*EXERCISE*
Collect all lines below with the string "следует".
____________________
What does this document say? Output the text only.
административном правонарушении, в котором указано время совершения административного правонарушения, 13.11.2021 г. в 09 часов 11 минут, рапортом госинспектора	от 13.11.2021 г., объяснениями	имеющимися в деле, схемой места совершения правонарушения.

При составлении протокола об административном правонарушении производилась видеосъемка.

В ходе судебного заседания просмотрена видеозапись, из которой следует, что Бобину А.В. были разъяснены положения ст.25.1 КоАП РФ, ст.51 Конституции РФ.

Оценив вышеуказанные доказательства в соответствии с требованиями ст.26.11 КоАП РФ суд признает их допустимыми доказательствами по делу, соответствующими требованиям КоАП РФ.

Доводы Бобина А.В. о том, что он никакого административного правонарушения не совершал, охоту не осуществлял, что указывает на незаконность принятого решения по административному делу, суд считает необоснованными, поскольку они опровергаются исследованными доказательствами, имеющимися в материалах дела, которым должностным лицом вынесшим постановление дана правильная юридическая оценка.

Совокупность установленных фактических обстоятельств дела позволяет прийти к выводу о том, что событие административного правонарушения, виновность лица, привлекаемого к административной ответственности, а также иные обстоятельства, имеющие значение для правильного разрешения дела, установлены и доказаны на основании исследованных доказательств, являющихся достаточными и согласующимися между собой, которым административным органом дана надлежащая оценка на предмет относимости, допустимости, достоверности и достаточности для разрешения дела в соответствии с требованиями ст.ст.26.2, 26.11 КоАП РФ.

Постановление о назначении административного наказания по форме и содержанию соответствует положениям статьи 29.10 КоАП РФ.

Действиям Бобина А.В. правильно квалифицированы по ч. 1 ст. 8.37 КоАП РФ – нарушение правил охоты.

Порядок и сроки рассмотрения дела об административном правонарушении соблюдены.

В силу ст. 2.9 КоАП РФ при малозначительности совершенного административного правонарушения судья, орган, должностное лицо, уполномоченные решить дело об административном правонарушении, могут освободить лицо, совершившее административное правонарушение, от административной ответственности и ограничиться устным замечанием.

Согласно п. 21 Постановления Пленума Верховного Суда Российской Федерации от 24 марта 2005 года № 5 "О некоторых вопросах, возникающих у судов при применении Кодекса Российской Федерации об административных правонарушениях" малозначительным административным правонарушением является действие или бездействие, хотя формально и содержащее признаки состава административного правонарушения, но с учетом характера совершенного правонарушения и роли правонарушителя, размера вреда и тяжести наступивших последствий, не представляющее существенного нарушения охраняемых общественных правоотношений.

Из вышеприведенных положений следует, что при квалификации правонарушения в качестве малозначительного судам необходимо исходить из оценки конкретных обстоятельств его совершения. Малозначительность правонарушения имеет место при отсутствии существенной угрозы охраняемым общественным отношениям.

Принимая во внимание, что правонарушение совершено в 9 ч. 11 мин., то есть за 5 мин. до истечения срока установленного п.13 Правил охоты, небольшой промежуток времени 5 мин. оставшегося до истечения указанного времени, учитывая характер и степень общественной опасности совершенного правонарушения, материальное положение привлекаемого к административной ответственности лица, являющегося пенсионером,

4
____________________
*TASK RESPONSE*
В ходе судебного заседания просмотрена видеозапись, из которой следует, что Бобину А.В. были разъяснены положения ст.25.1 КоАП РФ, ст.51 Конституции РФ.
Из вышеприведенных положений следует, что при квалификации правонарушения в качестве малозначительного судам необходимо исходить из оценки конкретных обстоятельств его совершения. Малозначительность правонарушения имеет место при отсутствии существенной угрозы охраняемым общественным отношениям.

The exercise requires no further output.